[Records from a collection]
- - -

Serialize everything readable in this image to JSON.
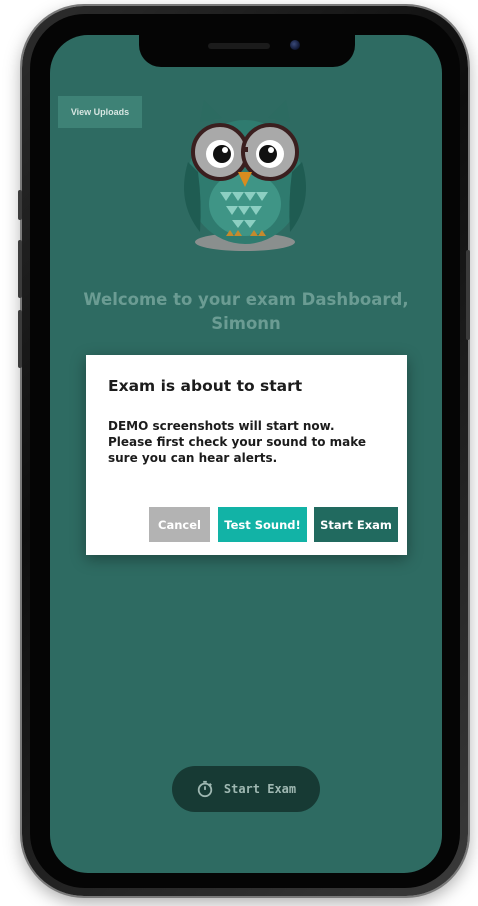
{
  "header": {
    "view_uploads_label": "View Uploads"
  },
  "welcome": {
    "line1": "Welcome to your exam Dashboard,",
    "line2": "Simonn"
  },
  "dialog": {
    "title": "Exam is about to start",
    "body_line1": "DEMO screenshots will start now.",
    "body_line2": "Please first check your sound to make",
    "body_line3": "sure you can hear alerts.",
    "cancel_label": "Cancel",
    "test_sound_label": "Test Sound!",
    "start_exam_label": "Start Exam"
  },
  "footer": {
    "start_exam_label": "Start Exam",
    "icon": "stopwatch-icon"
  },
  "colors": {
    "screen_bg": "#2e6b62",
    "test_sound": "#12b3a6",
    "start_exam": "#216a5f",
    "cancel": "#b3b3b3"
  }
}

- - -

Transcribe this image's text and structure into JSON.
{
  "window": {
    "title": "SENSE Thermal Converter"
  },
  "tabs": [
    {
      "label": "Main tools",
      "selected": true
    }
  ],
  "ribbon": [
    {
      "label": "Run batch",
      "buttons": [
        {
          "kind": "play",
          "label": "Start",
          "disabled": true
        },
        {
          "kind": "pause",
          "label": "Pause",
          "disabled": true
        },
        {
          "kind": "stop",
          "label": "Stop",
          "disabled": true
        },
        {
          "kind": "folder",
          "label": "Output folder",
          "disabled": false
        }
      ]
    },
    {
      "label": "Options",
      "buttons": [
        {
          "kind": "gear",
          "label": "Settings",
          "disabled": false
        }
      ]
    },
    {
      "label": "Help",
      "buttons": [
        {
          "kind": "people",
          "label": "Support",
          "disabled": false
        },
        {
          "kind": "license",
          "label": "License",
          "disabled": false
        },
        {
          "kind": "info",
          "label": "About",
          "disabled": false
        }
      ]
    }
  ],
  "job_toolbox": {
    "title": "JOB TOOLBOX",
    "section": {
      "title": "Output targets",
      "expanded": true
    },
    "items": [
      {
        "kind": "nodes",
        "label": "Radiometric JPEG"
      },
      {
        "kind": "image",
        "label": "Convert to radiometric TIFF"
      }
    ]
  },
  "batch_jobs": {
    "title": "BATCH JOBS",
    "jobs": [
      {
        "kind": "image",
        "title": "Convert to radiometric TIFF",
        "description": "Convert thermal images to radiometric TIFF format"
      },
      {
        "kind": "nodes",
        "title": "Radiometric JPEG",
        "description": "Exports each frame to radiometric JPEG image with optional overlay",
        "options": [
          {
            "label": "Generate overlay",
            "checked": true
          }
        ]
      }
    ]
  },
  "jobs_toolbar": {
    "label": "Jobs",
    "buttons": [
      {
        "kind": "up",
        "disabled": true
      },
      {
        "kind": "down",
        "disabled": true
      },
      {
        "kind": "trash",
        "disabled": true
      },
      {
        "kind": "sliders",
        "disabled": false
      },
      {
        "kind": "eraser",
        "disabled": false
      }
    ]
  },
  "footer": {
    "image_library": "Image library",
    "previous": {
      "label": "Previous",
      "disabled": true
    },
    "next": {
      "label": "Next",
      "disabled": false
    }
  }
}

- - -

▸ Aim: Report how many lines in the data contain the word "Output", with no words besides the number.

▸ Expected answer: 2